RECORDS FOR THE TASK
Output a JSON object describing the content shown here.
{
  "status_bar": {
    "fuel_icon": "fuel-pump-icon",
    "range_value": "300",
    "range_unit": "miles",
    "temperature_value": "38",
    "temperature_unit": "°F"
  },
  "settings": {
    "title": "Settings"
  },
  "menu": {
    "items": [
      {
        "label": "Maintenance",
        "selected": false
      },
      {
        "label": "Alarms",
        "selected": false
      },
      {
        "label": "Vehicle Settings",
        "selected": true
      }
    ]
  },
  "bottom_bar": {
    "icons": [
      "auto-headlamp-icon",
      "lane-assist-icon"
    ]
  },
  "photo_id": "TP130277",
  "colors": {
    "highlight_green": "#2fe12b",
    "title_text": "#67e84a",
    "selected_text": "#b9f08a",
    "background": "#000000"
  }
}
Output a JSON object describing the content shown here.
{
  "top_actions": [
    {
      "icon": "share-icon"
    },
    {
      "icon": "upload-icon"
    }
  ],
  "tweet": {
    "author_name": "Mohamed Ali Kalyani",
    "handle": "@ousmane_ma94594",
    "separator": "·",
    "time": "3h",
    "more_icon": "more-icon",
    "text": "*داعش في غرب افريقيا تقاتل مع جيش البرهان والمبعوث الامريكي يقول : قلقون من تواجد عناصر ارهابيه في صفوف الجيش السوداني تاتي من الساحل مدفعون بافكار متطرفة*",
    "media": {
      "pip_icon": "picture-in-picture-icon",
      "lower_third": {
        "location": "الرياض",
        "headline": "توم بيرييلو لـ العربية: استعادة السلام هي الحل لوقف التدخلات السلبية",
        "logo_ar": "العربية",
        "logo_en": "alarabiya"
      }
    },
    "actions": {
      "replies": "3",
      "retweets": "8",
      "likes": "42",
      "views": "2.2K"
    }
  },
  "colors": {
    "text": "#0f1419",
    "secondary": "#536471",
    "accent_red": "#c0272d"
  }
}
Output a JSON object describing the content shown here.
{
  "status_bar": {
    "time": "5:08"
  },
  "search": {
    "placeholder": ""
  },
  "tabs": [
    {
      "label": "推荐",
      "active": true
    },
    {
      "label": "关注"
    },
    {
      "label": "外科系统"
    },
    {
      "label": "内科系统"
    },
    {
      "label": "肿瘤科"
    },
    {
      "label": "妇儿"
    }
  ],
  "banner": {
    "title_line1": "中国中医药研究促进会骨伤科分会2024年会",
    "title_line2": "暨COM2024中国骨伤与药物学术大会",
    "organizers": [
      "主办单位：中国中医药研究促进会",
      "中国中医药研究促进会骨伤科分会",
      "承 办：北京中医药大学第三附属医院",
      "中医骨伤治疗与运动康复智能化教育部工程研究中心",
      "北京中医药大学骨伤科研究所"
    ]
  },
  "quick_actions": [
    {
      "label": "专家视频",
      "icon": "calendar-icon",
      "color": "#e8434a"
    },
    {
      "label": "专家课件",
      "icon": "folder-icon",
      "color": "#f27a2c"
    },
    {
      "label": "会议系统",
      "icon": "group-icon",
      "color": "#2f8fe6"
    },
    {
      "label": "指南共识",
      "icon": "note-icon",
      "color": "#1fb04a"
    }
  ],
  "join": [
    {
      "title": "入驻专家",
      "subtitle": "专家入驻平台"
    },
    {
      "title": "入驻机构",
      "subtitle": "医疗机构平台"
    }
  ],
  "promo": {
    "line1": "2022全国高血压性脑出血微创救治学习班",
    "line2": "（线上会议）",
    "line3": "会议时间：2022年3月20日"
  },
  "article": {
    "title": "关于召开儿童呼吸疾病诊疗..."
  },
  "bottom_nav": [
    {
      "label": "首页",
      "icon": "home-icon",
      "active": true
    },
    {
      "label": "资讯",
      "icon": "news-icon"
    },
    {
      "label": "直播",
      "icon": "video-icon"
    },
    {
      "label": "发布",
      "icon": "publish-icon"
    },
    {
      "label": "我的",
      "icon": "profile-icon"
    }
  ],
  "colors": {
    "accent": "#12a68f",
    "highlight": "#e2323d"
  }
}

REQUEST
Above are some records. Print them all exactly.

RESULT OF THIS TASK
Output a JSON object describing the content shown here.
{
  "status_bar": {
    "fuel_icon": "fuel-pump-icon",
    "range_value": "300",
    "range_unit": "miles",
    "temperature_value": "38",
    "temperature_unit": "°F"
  },
  "settings": {
    "title": "Settings"
  },
  "menu": {
    "items": [
      {
        "label": "Maintenance",
        "selected": false
      },
      {
        "label": "Alarms",
        "selected": false
      },
      {
        "label": "Vehicle Settings",
        "selected": true
      }
    ]
  },
  "bottom_bar": {
    "icons": [
      "auto-headlamp-icon",
      "lane-assist-icon"
    ]
  },
  "photo_id": "TP130277",
  "colors": {
    "highlight_green": "#2fe12b",
    "title_text": "#67e84a",
    "selected_text": "#b9f08a",
    "background": "#000000"
  }
}
Output a JSON object describing the content shown here.
{
  "top_actions": [
    {
      "icon": "share-icon"
    },
    {
      "icon": "upload-icon"
    }
  ],
  "tweet": {
    "author_name": "Mohamed Ali Kalyani",
    "handle": "@ousmane_ma94594",
    "separator": "·",
    "time": "3h",
    "more_icon": "more-icon",
    "text": "*داعش في غرب افريقيا تقاتل مع جيش البرهان والمبعوث الامريكي يقول : قلقون من تواجد عناصر ارهابيه في صفوف الجيش السوداني تاتي من الساحل مدفعون بافكار متطرفة*",
    "media": {
      "pip_icon": "picture-in-picture-icon",
      "lower_third": {
        "location": "الرياض",
        "headline": "توم بيرييلو لـ العربية: استعادة السلام هي الحل لوقف التدخلات السلبية",
        "logo_ar": "العربية",
        "logo_en": "alarabiya"
      }
    },
    "actions": {
      "replies": "3",
      "retweets": "8",
      "likes": "42",
      "views": "2.2K"
    }
  },
  "colors": {
    "text": "#0f1419",
    "secondary": "#536471",
    "accent_red": "#c0272d"
  }
}
Output a JSON object describing the content shown here.
{
  "status_bar": {
    "time": "5:08"
  },
  "search": {
    "placeholder": ""
  },
  "tabs": [
    {
      "label": "推荐",
      "active": true
    },
    {
      "label": "关注"
    },
    {
      "label": "外科系统"
    },
    {
      "label": "内科系统"
    },
    {
      "label": "肿瘤科"
    },
    {
      "label": "妇儿"
    }
  ],
  "banner": {
    "title_line1": "中国中医药研究促进会骨伤科分会2024年会",
    "title_line2": "暨COM2024中国骨伤与药物学术大会",
    "organizers": [
      "主办单位：中国中医药研究促进会",
      "中国中医药研究促进会骨伤科分会",
      "承 办：北京中医药大学第三附属医院",
      "中医骨伤治疗与运动康复智能化教育部工程研究中心",
      "北京中医药大学骨伤科研究所"
    ]
  },
  "quick_actions": [
    {
      "label": "专家视频",
      "icon": "calendar-icon",
      "color": "#e8434a"
    },
    {
      "label": "专家课件",
      "icon": "folder-icon",
      "color": "#f27a2c"
    },
    {
      "label": "会议系统",
      "icon": "group-icon",
      "color": "#2f8fe6"
    },
    {
      "label": "指南共识",
      "icon": "note-icon",
      "color": "#1fb04a"
    }
  ],
  "join": [
    {
      "title": "入驻专家",
      "subtitle": "专家入驻平台"
    },
    {
      "title": "入驻机构",
      "subtitle": "医疗机构平台"
    }
  ],
  "promo": {
    "line1": "2022全国高血压性脑出血微创救治学习班",
    "line2": "（线上会议）",
    "line3": "会议时间：2022年3月20日"
  },
  "article": {
    "title": "关于召开儿童呼吸疾病诊疗..."
  },
  "bottom_nav": [
    {
      "label": "首页",
      "icon": "home-icon",
      "active": true
    },
    {
      "label": "资讯",
      "icon": "news-icon"
    },
    {
      "label": "直播",
      "icon": "video-icon"
    },
    {
      "label": "发布",
      "icon": "publish-icon"
    },
    {
      "label": "我的",
      "icon": "profile-icon"
    }
  ],
  "colors": {
    "accent": "#12a68f",
    "highlight": "#e2323d"
  }
}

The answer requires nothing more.